→ **SHORT TASK**: Output the stretch of lines from the one containing "candle-body — [221, 174, 227, 186]" through the one containing "candle-body — [334, 128, 340, 142]", with "candle-body" replaced by "candlestick-body" and everything else left unchanged.
* START DATA LINES *
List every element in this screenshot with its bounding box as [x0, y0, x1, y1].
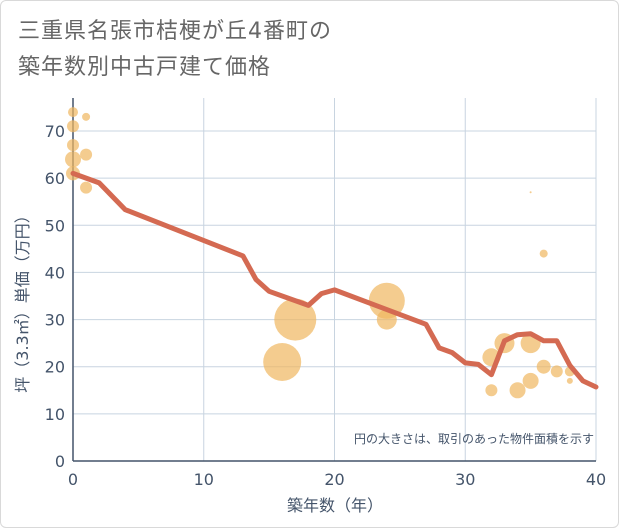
data-bubble	[509, 382, 526, 399]
y-tick-label: 40	[45, 263, 65, 282]
data-bubble	[68, 107, 78, 118]
bubble-size-note: 円の大きさは、取引のあった物件面積を示す	[354, 431, 594, 446]
data-bubble	[67, 139, 79, 152]
x-tick-label: 20	[324, 470, 344, 489]
x-axis-label: 築年数（年）	[287, 496, 383, 515]
data-bubble	[67, 120, 79, 133]
y-tick-label: 30	[45, 311, 65, 330]
chart-title-line-1: 三重県名張市桔梗が丘4番町の	[18, 19, 332, 44]
x-tick-label: 0	[68, 470, 78, 489]
data-bubble	[368, 282, 405, 319]
x-tick-label: 40	[586, 470, 606, 489]
x-tick-label: 30	[455, 470, 475, 489]
data-bubble	[485, 384, 498, 397]
y-tick-label: 0	[55, 452, 65, 471]
average-line	[70, 170, 599, 390]
average-line-layer	[70, 170, 599, 390]
tick-labels: 0 10 20 30 40 0 10 20 30 40 50 60 70	[45, 122, 607, 489]
data-bubble	[80, 181, 93, 194]
data-bubble	[550, 365, 563, 378]
data-bubble	[82, 112, 91, 121]
chart-title-line-2: 築年数別中古戸建て価格	[18, 55, 272, 80]
data-bubble	[263, 343, 302, 381]
chart-title: 三重県名張市桔梗が丘4番町の 築年数別中古戸建て価格	[18, 14, 578, 86]
data-bubble	[80, 148, 93, 161]
data-bubble	[529, 191, 532, 194]
data-bubble	[566, 377, 573, 384]
data-bubble	[65, 151, 81, 168]
y-axis-label: 坪（3.3㎡）単価（万円）	[13, 207, 32, 392]
data-bubble	[536, 359, 551, 374]
y-tick-label: 60	[45, 169, 65, 188]
y-tick-label: 50	[45, 216, 65, 235]
grid-lines	[73, 98, 597, 461]
y-tick-label: 20	[45, 358, 65, 377]
data-bubble	[274, 298, 317, 341]
y-tick-label: 70	[45, 122, 65, 141]
x-tick-label: 10	[194, 470, 214, 489]
data-bubble	[376, 309, 397, 330]
data-bubble	[539, 249, 548, 258]
y-tick-label: 10	[45, 405, 65, 424]
data-bubble	[522, 372, 539, 389]
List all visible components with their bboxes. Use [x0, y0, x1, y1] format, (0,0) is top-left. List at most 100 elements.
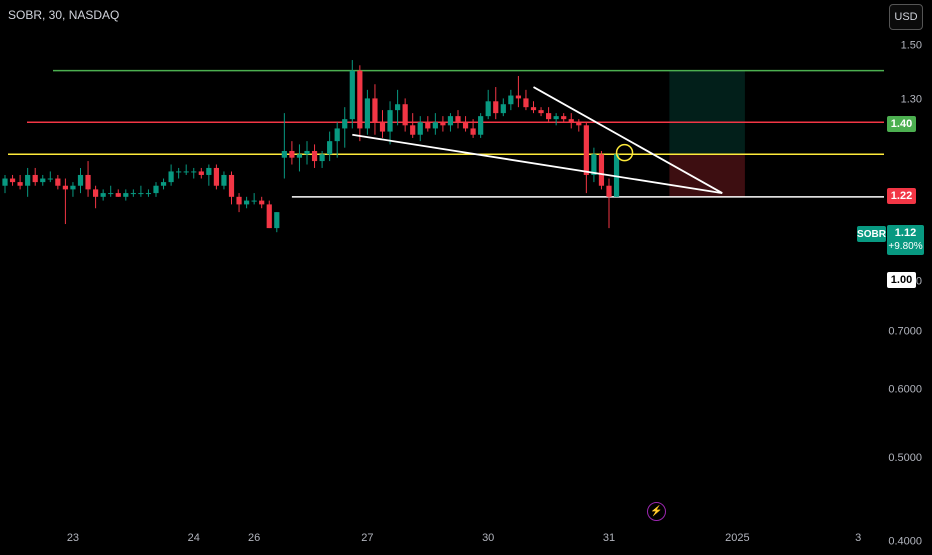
candle-body — [221, 174, 227, 186]
stop-zone — [669, 154, 745, 197]
candle-body — [591, 154, 597, 175]
candle-body — [372, 98, 378, 123]
candle-body — [410, 125, 416, 135]
candle-body — [191, 171, 197, 173]
wedge-upper-trendline — [533, 86, 723, 194]
candle-body — [357, 70, 363, 129]
candle-body — [515, 95, 521, 99]
price-tick-label: 0.7000 — [888, 326, 922, 338]
candle-body — [70, 185, 76, 190]
last-price: 1.12 — [894, 227, 917, 239]
candle-body — [334, 128, 340, 142]
time-tick-label: 23 — [67, 532, 79, 544]
candle-body — [387, 110, 393, 132]
candle-body — [160, 182, 167, 186]
candle-body — [364, 98, 370, 129]
price-tick-label: 1.50 — [901, 40, 922, 52]
candle-body — [266, 204, 272, 229]
price-tick-label: 0.5000 — [888, 452, 922, 464]
candle-body — [55, 178, 61, 186]
candle-body — [606, 185, 612, 197]
price-tick-label: 0.4000 — [888, 536, 922, 548]
candle-body — [77, 174, 84, 186]
candle-body — [9, 178, 16, 183]
candle-body — [274, 212, 280, 229]
candle-body — [530, 107, 537, 111]
candle-body — [244, 200, 250, 205]
candle-body — [493, 101, 499, 114]
candle-body — [93, 189, 99, 197]
candle-body — [25, 174, 31, 186]
candle-body — [546, 113, 552, 120]
candle-body — [198, 171, 204, 175]
level-label-1.22: 1.22 — [887, 188, 916, 204]
candle-body — [538, 110, 544, 114]
candle-body — [145, 193, 152, 195]
candle-body — [32, 174, 38, 183]
candle-body — [319, 154, 325, 162]
candle-body — [213, 167, 219, 186]
breakout-marker — [615, 143, 634, 162]
candle-body — [395, 104, 401, 111]
candle-body — [576, 122, 582, 126]
price-tick-label: 1.30 — [901, 93, 922, 105]
candle-body — [236, 196, 242, 205]
time-tick-label: 31 — [603, 532, 615, 544]
candle-body — [2, 178, 8, 186]
candle-body — [553, 116, 559, 120]
candle-body — [85, 174, 91, 190]
chart-title: SOBR, 30, NASDAQ — [8, 8, 120, 22]
last-price-badge: 1.12 +9.80% — [887, 225, 924, 255]
candle-body — [296, 154, 303, 158]
candle-body — [500, 104, 506, 114]
level-label-1.40: 1.40 — [887, 116, 916, 132]
price-tick-label: 0.6000 — [888, 383, 922, 395]
time-tick-label: 30 — [482, 532, 494, 544]
currency-button[interactable]: USD — [889, 4, 923, 30]
candle-body — [108, 193, 114, 195]
candle-body — [153, 185, 159, 194]
candle-body — [281, 150, 287, 158]
candle-body — [183, 171, 189, 173]
candle-body — [583, 125, 589, 175]
candle-body — [130, 193, 136, 195]
candle-body — [455, 116, 461, 123]
candle-body — [598, 154, 605, 186]
wedge-lower-trendline — [352, 133, 723, 194]
candle-body — [462, 122, 469, 129]
symbol-badge: SOBR — [857, 226, 886, 242]
event-bolt-icon[interactable]: ⚡ — [647, 502, 666, 521]
candle-body — [568, 119, 574, 123]
candle-body — [289, 150, 295, 158]
time-tick-label: 2025 — [725, 532, 749, 544]
candle-body — [123, 193, 129, 197]
candle-body — [523, 98, 529, 108]
candle-body — [417, 122, 423, 135]
candle-body — [206, 167, 212, 175]
candle-body — [17, 182, 23, 186]
candle-body — [228, 174, 235, 197]
candle-body — [138, 193, 144, 195]
candle-body — [485, 101, 491, 117]
candle-body — [115, 193, 121, 197]
target-zone — [669, 70, 745, 155]
price-change: +9.80% — [888, 241, 923, 252]
candle-body — [470, 128, 476, 135]
candle-body — [425, 122, 431, 129]
candle-body — [47, 178, 53, 180]
candle-body — [349, 70, 355, 120]
time-tick-label: 24 — [188, 532, 200, 544]
candle-body — [402, 104, 408, 126]
candle-body — [176, 171, 182, 173]
level-label-1.00: 1.00 — [887, 272, 916, 288]
candle-body — [100, 193, 106, 197]
candle-body — [432, 122, 438, 129]
candle-body — [168, 171, 174, 183]
time-tick-label: 27 — [361, 532, 373, 544]
candle-body — [440, 122, 446, 126]
candle-body — [259, 200, 265, 205]
candle-body — [327, 141, 333, 155]
time-tick-label: 26 — [248, 532, 260, 544]
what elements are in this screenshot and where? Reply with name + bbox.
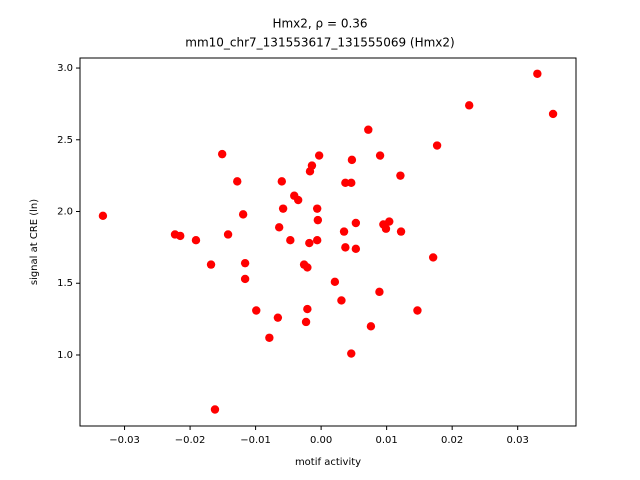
chart-subtitle: mm10_chr7_131553617_131555069 (Hmx2)	[185, 36, 454, 50]
point	[347, 155, 357, 165]
point	[396, 227, 406, 236]
point	[375, 287, 384, 297]
y-tick-label: 1.5	[57, 278, 73, 289]
x-tick-label: −0.03	[109, 435, 140, 446]
point	[337, 296, 346, 305]
point	[191, 236, 201, 245]
point	[252, 306, 261, 315]
point	[375, 151, 385, 160]
point	[273, 313, 283, 322]
x-axis-label: motif activity	[295, 457, 361, 468]
x-tick-label: 0.02	[441, 435, 463, 446]
point	[303, 263, 312, 272]
point	[265, 333, 274, 342]
point	[351, 218, 361, 228]
point	[312, 236, 322, 245]
point	[98, 211, 108, 221]
point	[312, 204, 322, 213]
point	[548, 109, 558, 119]
point	[303, 304, 312, 314]
point	[464, 101, 474, 110]
point	[314, 151, 324, 160]
point	[413, 306, 422, 315]
point	[385, 217, 394, 226]
x-tick-label: −0.02	[175, 435, 206, 446]
point	[217, 149, 227, 159]
chart-title: Hmx2, ρ = 0.36	[272, 17, 367, 31]
point	[432, 141, 442, 150]
point	[341, 243, 350, 252]
point	[233, 177, 242, 186]
point	[347, 349, 356, 358]
point	[305, 238, 314, 248]
point	[396, 171, 405, 180]
y-tick-label: 3.0	[57, 63, 73, 74]
point	[286, 236, 295, 245]
point	[278, 204, 288, 213]
point	[351, 244, 361, 254]
x-tick-label: 0.00	[310, 435, 332, 446]
point	[307, 161, 317, 170]
y-tick-label: 2.5	[57, 135, 73, 146]
point	[206, 260, 216, 269]
point	[301, 317, 311, 327]
y-tick-label: 1.0	[57, 350, 73, 361]
x-tick-label: 0.03	[507, 435, 529, 446]
x-tick-label: −0.01	[240, 435, 271, 446]
point	[381, 224, 391, 233]
point	[293, 195, 303, 205]
point	[428, 253, 438, 262]
axes-frame	[79, 57, 577, 427]
point	[347, 178, 356, 188]
y-axis-label: signal at CRE (ln)	[29, 199, 40, 285]
point	[223, 230, 233, 239]
point	[176, 231, 185, 241]
y-tick-label: 2.0	[57, 207, 73, 218]
point	[339, 227, 349, 236]
x-tick-label: 0.01	[376, 435, 398, 446]
point	[330, 277, 340, 287]
point	[533, 69, 542, 78]
point	[240, 274, 250, 284]
point	[366, 322, 376, 331]
point	[274, 223, 284, 232]
point	[364, 125, 373, 134]
point	[277, 177, 287, 186]
point	[238, 210, 248, 219]
point	[341, 178, 350, 188]
point	[313, 215, 323, 225]
point	[240, 258, 250, 268]
point	[210, 405, 220, 414]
* END DATA LINES *
→ **RESPONSE BELOW**:
candlestick-body — [221, 174, 227, 186]
stop-zone — [669, 154, 745, 197]
candlestick-body — [591, 154, 597, 175]
candlestick-body — [372, 98, 378, 123]
candlestick-body — [410, 125, 416, 135]
candlestick-body — [191, 171, 197, 173]
wedge-upper-trendline — [533, 86, 723, 194]
candlestick-body — [357, 70, 363, 129]
candlestick-body — [515, 95, 521, 99]
price-tick-label: 0.7000 — [888, 326, 922, 338]
candlestick-body — [70, 185, 76, 190]
last-price: 1.12 — [894, 227, 917, 239]
candlestick-body — [334, 128, 340, 142]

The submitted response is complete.